Find every line below that contains the word "City" and copy it out.

START Recorded information

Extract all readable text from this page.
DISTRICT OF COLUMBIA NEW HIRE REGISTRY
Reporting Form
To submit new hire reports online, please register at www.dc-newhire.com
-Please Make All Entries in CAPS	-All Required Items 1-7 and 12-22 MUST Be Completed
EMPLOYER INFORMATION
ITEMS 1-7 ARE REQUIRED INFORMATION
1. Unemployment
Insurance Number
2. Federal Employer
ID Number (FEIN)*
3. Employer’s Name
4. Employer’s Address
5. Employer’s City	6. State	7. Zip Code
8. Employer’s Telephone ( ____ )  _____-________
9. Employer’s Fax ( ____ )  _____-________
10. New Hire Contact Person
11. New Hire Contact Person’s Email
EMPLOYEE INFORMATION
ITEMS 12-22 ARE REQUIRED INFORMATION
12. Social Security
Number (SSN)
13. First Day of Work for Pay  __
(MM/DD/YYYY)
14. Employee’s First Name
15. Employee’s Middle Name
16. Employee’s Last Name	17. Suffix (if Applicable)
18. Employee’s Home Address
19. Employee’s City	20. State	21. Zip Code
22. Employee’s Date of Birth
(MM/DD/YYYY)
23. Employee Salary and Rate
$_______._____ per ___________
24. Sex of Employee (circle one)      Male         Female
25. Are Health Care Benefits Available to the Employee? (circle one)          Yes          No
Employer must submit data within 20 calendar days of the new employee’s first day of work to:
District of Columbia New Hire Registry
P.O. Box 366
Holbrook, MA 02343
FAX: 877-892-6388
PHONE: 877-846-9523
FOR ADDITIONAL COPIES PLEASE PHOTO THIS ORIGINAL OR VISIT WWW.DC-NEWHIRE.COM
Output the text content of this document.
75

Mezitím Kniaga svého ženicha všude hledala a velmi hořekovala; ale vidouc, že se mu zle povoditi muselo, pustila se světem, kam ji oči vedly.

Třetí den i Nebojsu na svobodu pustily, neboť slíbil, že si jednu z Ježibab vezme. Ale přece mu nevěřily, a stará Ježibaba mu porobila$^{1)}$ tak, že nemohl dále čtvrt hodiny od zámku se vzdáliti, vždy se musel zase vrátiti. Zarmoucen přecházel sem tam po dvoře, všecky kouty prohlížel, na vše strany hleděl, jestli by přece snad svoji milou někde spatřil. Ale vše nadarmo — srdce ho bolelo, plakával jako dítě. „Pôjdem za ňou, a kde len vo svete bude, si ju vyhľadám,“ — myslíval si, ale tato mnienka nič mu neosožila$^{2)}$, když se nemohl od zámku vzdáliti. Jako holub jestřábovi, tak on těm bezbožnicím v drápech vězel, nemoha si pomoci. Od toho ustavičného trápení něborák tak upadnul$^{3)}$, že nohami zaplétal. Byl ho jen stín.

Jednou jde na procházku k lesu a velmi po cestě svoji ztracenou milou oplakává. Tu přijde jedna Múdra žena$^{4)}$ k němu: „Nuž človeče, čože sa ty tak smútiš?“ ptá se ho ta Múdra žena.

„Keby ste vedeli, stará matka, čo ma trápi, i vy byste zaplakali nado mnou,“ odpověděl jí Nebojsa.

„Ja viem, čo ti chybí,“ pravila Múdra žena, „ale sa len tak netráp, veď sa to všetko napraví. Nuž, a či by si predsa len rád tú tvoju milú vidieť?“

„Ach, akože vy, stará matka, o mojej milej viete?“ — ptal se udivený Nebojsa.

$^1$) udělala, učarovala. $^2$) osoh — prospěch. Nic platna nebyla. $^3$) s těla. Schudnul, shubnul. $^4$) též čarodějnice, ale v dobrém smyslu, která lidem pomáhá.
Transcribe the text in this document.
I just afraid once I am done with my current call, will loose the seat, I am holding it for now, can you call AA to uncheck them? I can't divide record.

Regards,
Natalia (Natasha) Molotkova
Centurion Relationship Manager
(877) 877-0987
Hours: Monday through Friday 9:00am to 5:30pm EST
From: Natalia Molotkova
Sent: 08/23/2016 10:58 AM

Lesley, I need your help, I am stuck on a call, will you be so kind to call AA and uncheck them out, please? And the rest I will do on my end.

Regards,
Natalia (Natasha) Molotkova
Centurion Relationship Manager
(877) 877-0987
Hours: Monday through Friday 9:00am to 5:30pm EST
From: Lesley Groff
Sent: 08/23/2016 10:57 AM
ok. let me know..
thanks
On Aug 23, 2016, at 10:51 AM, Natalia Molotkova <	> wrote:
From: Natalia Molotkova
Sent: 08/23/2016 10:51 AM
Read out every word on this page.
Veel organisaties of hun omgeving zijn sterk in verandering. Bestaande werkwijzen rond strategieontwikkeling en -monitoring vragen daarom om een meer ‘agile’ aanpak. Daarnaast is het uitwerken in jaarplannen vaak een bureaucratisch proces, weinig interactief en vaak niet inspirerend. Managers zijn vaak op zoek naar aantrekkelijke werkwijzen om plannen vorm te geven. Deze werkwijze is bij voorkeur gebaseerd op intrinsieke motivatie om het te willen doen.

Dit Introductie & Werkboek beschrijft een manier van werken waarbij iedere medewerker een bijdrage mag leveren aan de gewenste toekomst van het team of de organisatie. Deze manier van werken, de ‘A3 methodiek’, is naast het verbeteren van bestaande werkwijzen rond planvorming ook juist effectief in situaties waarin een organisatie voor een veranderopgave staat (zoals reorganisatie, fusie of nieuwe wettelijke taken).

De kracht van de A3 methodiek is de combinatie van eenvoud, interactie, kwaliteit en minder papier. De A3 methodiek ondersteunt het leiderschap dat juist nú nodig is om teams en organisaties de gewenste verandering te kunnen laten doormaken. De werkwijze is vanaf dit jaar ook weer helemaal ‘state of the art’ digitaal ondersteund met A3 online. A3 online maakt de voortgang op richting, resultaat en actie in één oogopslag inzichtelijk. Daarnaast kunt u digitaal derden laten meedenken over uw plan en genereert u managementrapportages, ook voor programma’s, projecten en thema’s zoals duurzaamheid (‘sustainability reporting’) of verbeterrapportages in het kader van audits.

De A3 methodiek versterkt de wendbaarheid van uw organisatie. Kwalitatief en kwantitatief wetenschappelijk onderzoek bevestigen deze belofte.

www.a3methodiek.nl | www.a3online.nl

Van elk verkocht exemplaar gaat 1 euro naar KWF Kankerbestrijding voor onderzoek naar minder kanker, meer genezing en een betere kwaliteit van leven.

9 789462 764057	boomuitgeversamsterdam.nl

END Recorded information

**Response to this task:**
5. Employer’s City	6. State	7. Zip Code
19. Employee’s City	20. State	21. Zip Code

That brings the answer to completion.